[DATA TO PROCESS start]

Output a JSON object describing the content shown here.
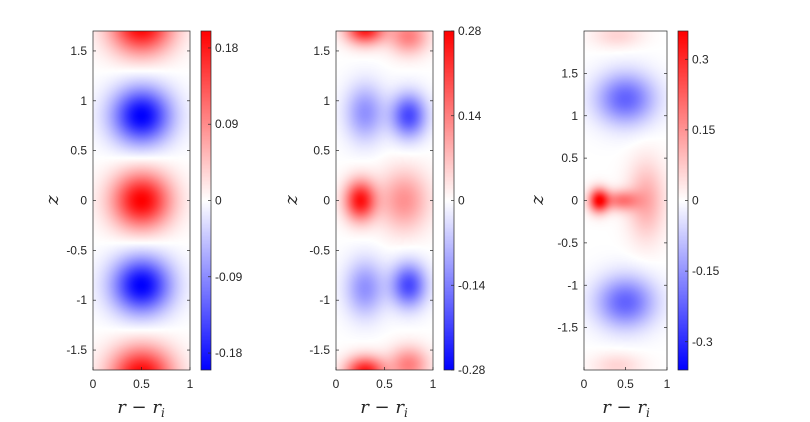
{
  "chart_data": [
    {
      "type": "heatmap",
      "title": "",
      "xlabel": "r − r",
      "xlabel_sub": "i",
      "ylabel": "z",
      "xlim": [
        0,
        1
      ],
      "ylim": [
        -1.7,
        1.7
      ],
      "x_ticks": [
        0,
        0.5,
        1
      ],
      "x_tick_labels": [
        "0",
        "0.5",
        "1"
      ],
      "y_ticks": [
        -1.5,
        -1,
        -0.5,
        0,
        0.5,
        1,
        1.5
      ],
      "y_tick_labels": [
        "-1.5",
        "-1",
        "-0.5",
        "0",
        "0.5",
        "1",
        "1.5"
      ],
      "colormap": "blue-white-red",
      "colors": {
        "negative": "#0000ff",
        "zero": "#ffffff",
        "positive": "#ff0000"
      },
      "clim": [
        -0.2,
        0.2
      ],
      "colorbar_ticks": [
        0.18,
        0.09,
        0,
        -0.09,
        -0.18
      ],
      "colorbar_tick_labels": [
        "0.18",
        "0.09",
        "0",
        "-0.09",
        "-0.18"
      ],
      "field": {
        "blobs": [
          {
            "r": 0.5,
            "z": 1.75,
            "value": 0.2,
            "sr": 0.32,
            "sz": 0.28
          },
          {
            "r": 0.5,
            "z": 0.85,
            "value": -0.2,
            "sr": 0.3,
            "sz": 0.28
          },
          {
            "r": 0.5,
            "z": 0.0,
            "value": 0.2,
            "sr": 0.3,
            "sz": 0.28
          },
          {
            "r": 0.5,
            "z": -0.85,
            "value": -0.2,
            "sr": 0.3,
            "sz": 0.28
          },
          {
            "r": 0.5,
            "z": -1.75,
            "value": 0.2,
            "sr": 0.32,
            "sz": 0.28
          }
        ]
      }
    },
    {
      "type": "heatmap",
      "title": "",
      "xlabel": "r − r",
      "xlabel_sub": "i",
      "ylabel": "z",
      "xlim": [
        0,
        1
      ],
      "ylim": [
        -1.7,
        1.7
      ],
      "x_ticks": [
        0,
        0.5,
        1
      ],
      "x_tick_labels": [
        "0",
        "0.5",
        "1"
      ],
      "y_ticks": [
        -1.5,
        -1,
        -0.5,
        0,
        0.5,
        1,
        1.5
      ],
      "y_tick_labels": [
        "-1.5",
        "-1",
        "-0.5",
        "0",
        "0.5",
        "1",
        "1.5"
      ],
      "colormap": "blue-white-red",
      "colors": {
        "negative": "#0000ff",
        "zero": "#ffffff",
        "positive": "#ff0000"
      },
      "clim": [
        -0.28,
        0.28
      ],
      "colorbar_ticks": [
        0.28,
        0.14,
        0,
        -0.14,
        -0.28
      ],
      "colorbar_tick_labels": [
        "0.28",
        "0.14",
        "0",
        "-0.14",
        "-0.28"
      ],
      "field": {
        "blobs": [
          {
            "r": 0.3,
            "z": 1.72,
            "value": 0.26,
            "sr": 0.2,
            "sz": 0.15
          },
          {
            "r": 0.75,
            "z": 1.65,
            "value": 0.14,
            "sr": 0.2,
            "sz": 0.18
          },
          {
            "r": 0.3,
            "z": 0.88,
            "value": -0.12,
            "sr": 0.2,
            "sz": 0.28
          },
          {
            "r": 0.75,
            "z": 0.85,
            "value": -0.2,
            "sr": 0.18,
            "sz": 0.22
          },
          {
            "r": 0.25,
            "z": 0.0,
            "value": 0.26,
            "sr": 0.16,
            "sz": 0.2
          },
          {
            "r": 0.7,
            "z": 0.0,
            "value": 0.12,
            "sr": 0.25,
            "sz": 0.3
          },
          {
            "r": 0.3,
            "z": -0.88,
            "value": -0.12,
            "sr": 0.2,
            "sz": 0.28
          },
          {
            "r": 0.75,
            "z": -0.85,
            "value": -0.2,
            "sr": 0.18,
            "sz": 0.22
          },
          {
            "r": 0.3,
            "z": -1.72,
            "value": 0.26,
            "sr": 0.2,
            "sz": 0.15
          },
          {
            "r": 0.75,
            "z": -1.65,
            "value": 0.14,
            "sr": 0.2,
            "sz": 0.18
          }
        ]
      }
    },
    {
      "type": "heatmap",
      "title": "",
      "xlabel": "r − r",
      "xlabel_sub": "i",
      "ylabel": "z",
      "xlim": [
        0,
        1
      ],
      "ylim": [
        -2,
        2
      ],
      "x_ticks": [
        0,
        0.5,
        1
      ],
      "x_tick_labels": [
        "0",
        "0.5",
        "1"
      ],
      "y_ticks": [
        -1.5,
        -1,
        -0.5,
        0,
        0.5,
        1,
        1.5
      ],
      "y_tick_labels": [
        "-1.5",
        "-1",
        "-0.5",
        "0",
        "0.5",
        "1",
        "1.5"
      ],
      "colormap": "blue-white-red",
      "colors": {
        "negative": "#0000ff",
        "zero": "#ffffff",
        "positive": "#ff0000"
      },
      "clim": [
        -0.36,
        0.36
      ],
      "colorbar_ticks": [
        0.3,
        0.15,
        0,
        -0.15,
        -0.3
      ],
      "colorbar_tick_labels": [
        "0.3",
        "0.15",
        "0",
        "-0.15",
        "-0.3"
      ],
      "field": {
        "blobs": [
          {
            "r": 0.4,
            "z": 1.95,
            "value": 0.06,
            "sr": 0.3,
            "sz": 0.15
          },
          {
            "r": 0.5,
            "z": 1.2,
            "value": -0.22,
            "sr": 0.35,
            "sz": 0.3
          },
          {
            "r": 0.18,
            "z": 0.0,
            "value": 0.34,
            "sr": 0.12,
            "sz": 0.14
          },
          {
            "r": 0.45,
            "z": 0.0,
            "value": 0.18,
            "sr": 0.2,
            "sz": 0.12
          },
          {
            "r": 0.75,
            "z": 0.0,
            "value": 0.12,
            "sr": 0.22,
            "sz": 0.45
          },
          {
            "r": 0.5,
            "z": -1.2,
            "value": -0.22,
            "sr": 0.35,
            "sz": 0.3
          },
          {
            "r": 0.4,
            "z": -1.95,
            "value": 0.06,
            "sr": 0.3,
            "sz": 0.15
          }
        ]
      }
    }
  ]
}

[DATA TO PROCESS end]

# WHAT YOU HAVE TO DO
Copy the records word for word, leaving no picture in the copy.

# WRITTEN RESPONSE
Output a JSON object describing the content shown here.
{
  "chart_data": [
    {
      "type": "heatmap",
      "title": "",
      "xlabel": "r − r",
      "xlabel_sub": "i",
      "ylabel": "z",
      "xlim": [
        0,
        1
      ],
      "ylim": [
        -1.7,
        1.7
      ],
      "x_ticks": [
        0,
        0.5,
        1
      ],
      "x_tick_labels": [
        "0",
        "0.5",
        "1"
      ],
      "y_ticks": [
        -1.5,
        -1,
        -0.5,
        0,
        0.5,
        1,
        1.5
      ],
      "y_tick_labels": [
        "-1.5",
        "-1",
        "-0.5",
        "0",
        "0.5",
        "1",
        "1.5"
      ],
      "colormap": "blue-white-red",
      "colors": {
        "negative": "#0000ff",
        "zero": "#ffffff",
        "positive": "#ff0000"
      },
      "clim": [
        -0.2,
        0.2
      ],
      "colorbar_ticks": [
        0.18,
        0.09,
        0,
        -0.09,
        -0.18
      ],
      "colorbar_tick_labels": [
        "0.18",
        "0.09",
        "0",
        "-0.09",
        "-0.18"
      ],
      "field": {
        "blobs": [
          {
            "r": 0.5,
            "z": 1.75,
            "value": 0.2,
            "sr": 0.32,
            "sz": 0.28
          },
          {
            "r": 0.5,
            "z": 0.85,
            "value": -0.2,
            "sr": 0.3,
            "sz": 0.28
          },
          {
            "r": 0.5,
            "z": 0.0,
            "value": 0.2,
            "sr": 0.3,
            "sz": 0.28
          },
          {
            "r": 0.5,
            "z": -0.85,
            "value": -0.2,
            "sr": 0.3,
            "sz": 0.28
          },
          {
            "r": 0.5,
            "z": -1.75,
            "value": 0.2,
            "sr": 0.32,
            "sz": 0.28
          }
        ]
      }
    },
    {
      "type": "heatmap",
      "title": "",
      "xlabel": "r − r",
      "xlabel_sub": "i",
      "ylabel": "z",
      "xlim": [
        0,
        1
      ],
      "ylim": [
        -1.7,
        1.7
      ],
      "x_ticks": [
        0,
        0.5,
        1
      ],
      "x_tick_labels": [
        "0",
        "0.5",
        "1"
      ],
      "y_ticks": [
        -1.5,
        -1,
        -0.5,
        0,
        0.5,
        1,
        1.5
      ],
      "y_tick_labels": [
        "-1.5",
        "-1",
        "-0.5",
        "0",
        "0.5",
        "1",
        "1.5"
      ],
      "colormap": "blue-white-red",
      "colors": {
        "negative": "#0000ff",
        "zero": "#ffffff",
        "positive": "#ff0000"
      },
      "clim": [
        -0.28,
        0.28
      ],
      "colorbar_ticks": [
        0.28,
        0.14,
        0,
        -0.14,
        -0.28
      ],
      "colorbar_tick_labels": [
        "0.28",
        "0.14",
        "0",
        "-0.14",
        "-0.28"
      ],
      "field": {
        "blobs": [
          {
            "r": 0.3,
            "z": 1.72,
            "value": 0.26,
            "sr": 0.2,
            "sz": 0.15
          },
          {
            "r": 0.75,
            "z": 1.65,
            "value": 0.14,
            "sr": 0.2,
            "sz": 0.18
          },
          {
            "r": 0.3,
            "z": 0.88,
            "value": -0.12,
            "sr": 0.2,
            "sz": 0.28
          },
          {
            "r": 0.75,
            "z": 0.85,
            "value": -0.2,
            "sr": 0.18,
            "sz": 0.22
          },
          {
            "r": 0.25,
            "z": 0.0,
            "value": 0.26,
            "sr": 0.16,
            "sz": 0.2
          },
          {
            "r": 0.7,
            "z": 0.0,
            "value": 0.12,
            "sr": 0.25,
            "sz": 0.3
          },
          {
            "r": 0.3,
            "z": -0.88,
            "value": -0.12,
            "sr": 0.2,
            "sz": 0.28
          },
          {
            "r": 0.75,
            "z": -0.85,
            "value": -0.2,
            "sr": 0.18,
            "sz": 0.22
          },
          {
            "r": 0.3,
            "z": -1.72,
            "value": 0.26,
            "sr": 0.2,
            "sz": 0.15
          },
          {
            "r": 0.75,
            "z": -1.65,
            "value": 0.14,
            "sr": 0.2,
            "sz": 0.18
          }
        ]
      }
    },
    {
      "type": "heatmap",
      "title": "",
      "xlabel": "r − r",
      "xlabel_sub": "i",
      "ylabel": "z",
      "xlim": [
        0,
        1
      ],
      "ylim": [
        -2,
        2
      ],
      "x_ticks": [
        0,
        0.5,
        1
      ],
      "x_tick_labels": [
        "0",
        "0.5",
        "1"
      ],
      "y_ticks": [
        -1.5,
        -1,
        -0.5,
        0,
        0.5,
        1,
        1.5
      ],
      "y_tick_labels": [
        "-1.5",
        "-1",
        "-0.5",
        "0",
        "0.5",
        "1",
        "1.5"
      ],
      "colormap": "blue-white-red",
      "colors": {
        "negative": "#0000ff",
        "zero": "#ffffff",
        "positive": "#ff0000"
      },
      "clim": [
        -0.36,
        0.36
      ],
      "colorbar_ticks": [
        0.3,
        0.15,
        0,
        -0.15,
        -0.3
      ],
      "colorbar_tick_labels": [
        "0.3",
        "0.15",
        "0",
        "-0.15",
        "-0.3"
      ],
      "field": {
        "blobs": [
          {
            "r": 0.4,
            "z": 1.95,
            "value": 0.06,
            "sr": 0.3,
            "sz": 0.15
          },
          {
            "r": 0.5,
            "z": 1.2,
            "value": -0.22,
            "sr": 0.35,
            "sz": 0.3
          },
          {
            "r": 0.18,
            "z": 0.0,
            "value": 0.34,
            "sr": 0.12,
            "sz": 0.14
          },
          {
            "r": 0.45,
            "z": 0.0,
            "value": 0.18,
            "sr": 0.2,
            "sz": 0.12
          },
          {
            "r": 0.75,
            "z": 0.0,
            "value": 0.12,
            "sr": 0.22,
            "sz": 0.45
          },
          {
            "r": 0.5,
            "z": -1.2,
            "value": -0.22,
            "sr": 0.35,
            "sz": 0.3
          },
          {
            "r": 0.4,
            "z": -1.95,
            "value": 0.06,
            "sr": 0.3,
            "sz": 0.15
          }
        ]
      }
    }
  ]
}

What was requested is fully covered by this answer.